EXERCISE OBJECTIVE
A verbatim copy of the records is required, with all pictures left out.

=====

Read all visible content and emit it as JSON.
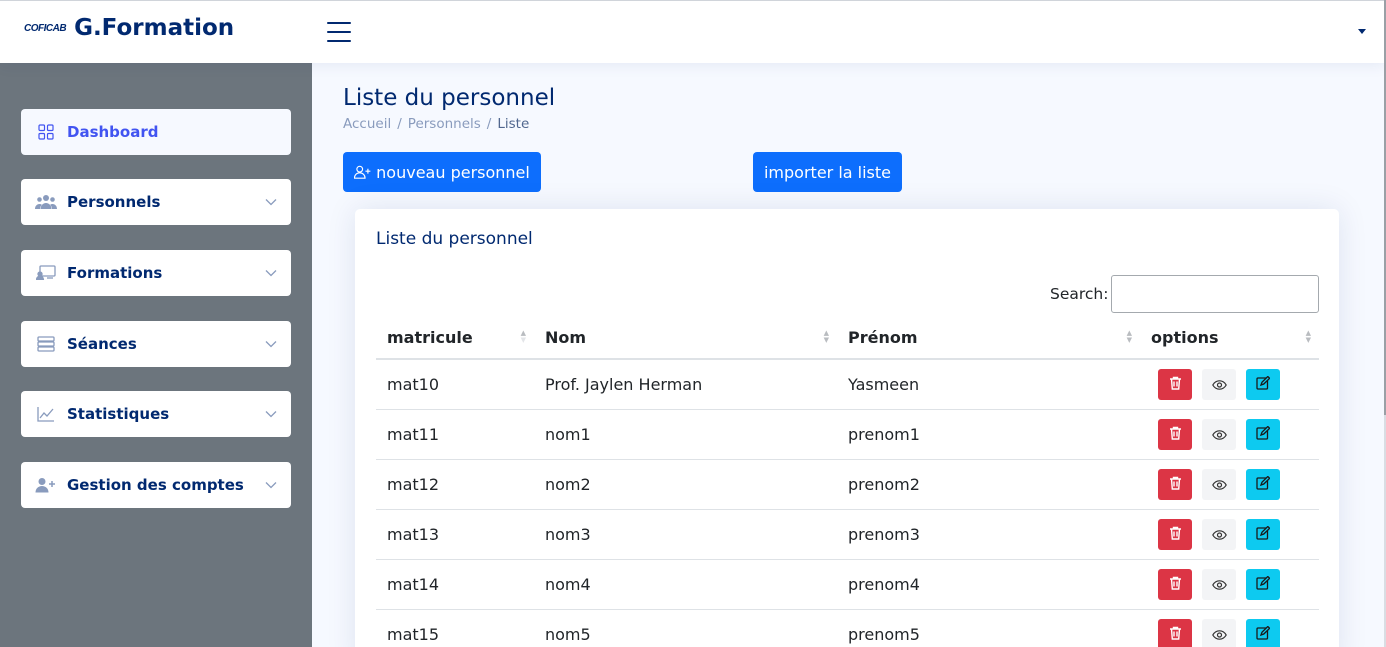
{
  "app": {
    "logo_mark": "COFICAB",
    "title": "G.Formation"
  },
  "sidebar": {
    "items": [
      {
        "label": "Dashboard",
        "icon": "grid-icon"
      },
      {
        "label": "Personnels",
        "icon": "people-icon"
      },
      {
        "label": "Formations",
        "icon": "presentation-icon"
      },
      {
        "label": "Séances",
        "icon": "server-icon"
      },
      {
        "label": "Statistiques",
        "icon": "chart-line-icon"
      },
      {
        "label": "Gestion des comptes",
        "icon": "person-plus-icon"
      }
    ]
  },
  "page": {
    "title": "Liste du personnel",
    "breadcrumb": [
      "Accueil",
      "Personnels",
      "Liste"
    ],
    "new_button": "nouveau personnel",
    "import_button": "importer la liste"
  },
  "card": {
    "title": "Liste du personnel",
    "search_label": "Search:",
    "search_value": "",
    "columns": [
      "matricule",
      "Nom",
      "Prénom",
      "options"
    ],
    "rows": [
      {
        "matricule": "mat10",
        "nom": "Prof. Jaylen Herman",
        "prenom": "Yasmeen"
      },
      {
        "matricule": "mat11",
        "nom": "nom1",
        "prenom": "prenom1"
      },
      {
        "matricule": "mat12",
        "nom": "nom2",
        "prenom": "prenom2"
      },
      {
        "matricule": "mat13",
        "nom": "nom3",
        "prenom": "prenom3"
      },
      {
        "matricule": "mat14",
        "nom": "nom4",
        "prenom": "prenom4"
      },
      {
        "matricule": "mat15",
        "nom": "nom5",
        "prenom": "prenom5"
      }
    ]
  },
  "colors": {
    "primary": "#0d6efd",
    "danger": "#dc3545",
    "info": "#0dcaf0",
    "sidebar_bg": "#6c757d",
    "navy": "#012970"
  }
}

=====

REPLY TO THE TASK
Read all visible content and emit it as JSON.
{
  "app": {
    "logo_mark": "COFICAB",
    "title": "G.Formation"
  },
  "sidebar": {
    "items": [
      {
        "label": "Dashboard",
        "icon": "grid-icon"
      },
      {
        "label": "Personnels",
        "icon": "people-icon"
      },
      {
        "label": "Formations",
        "icon": "presentation-icon"
      },
      {
        "label": "Séances",
        "icon": "server-icon"
      },
      {
        "label": "Statistiques",
        "icon": "chart-line-icon"
      },
      {
        "label": "Gestion des comptes",
        "icon": "person-plus-icon"
      }
    ]
  },
  "page": {
    "title": "Liste du personnel",
    "breadcrumb": [
      "Accueil",
      "Personnels",
      "Liste"
    ],
    "new_button": "nouveau personnel",
    "import_button": "importer la liste"
  },
  "card": {
    "title": "Liste du personnel",
    "search_label": "Search:",
    "search_value": "",
    "columns": [
      "matricule",
      "Nom",
      "Prénom",
      "options"
    ],
    "rows": [
      {
        "matricule": "mat10",
        "nom": "Prof. Jaylen Herman",
        "prenom": "Yasmeen"
      },
      {
        "matricule": "mat11",
        "nom": "nom1",
        "prenom": "prenom1"
      },
      {
        "matricule": "mat12",
        "nom": "nom2",
        "prenom": "prenom2"
      },
      {
        "matricule": "mat13",
        "nom": "nom3",
        "prenom": "prenom3"
      },
      {
        "matricule": "mat14",
        "nom": "nom4",
        "prenom": "prenom4"
      },
      {
        "matricule": "mat15",
        "nom": "nom5",
        "prenom": "prenom5"
      }
    ]
  },
  "colors": {
    "primary": "#0d6efd",
    "danger": "#dc3545",
    "info": "#0dcaf0",
    "sidebar_bg": "#6c757d",
    "navy": "#012970"
  }
}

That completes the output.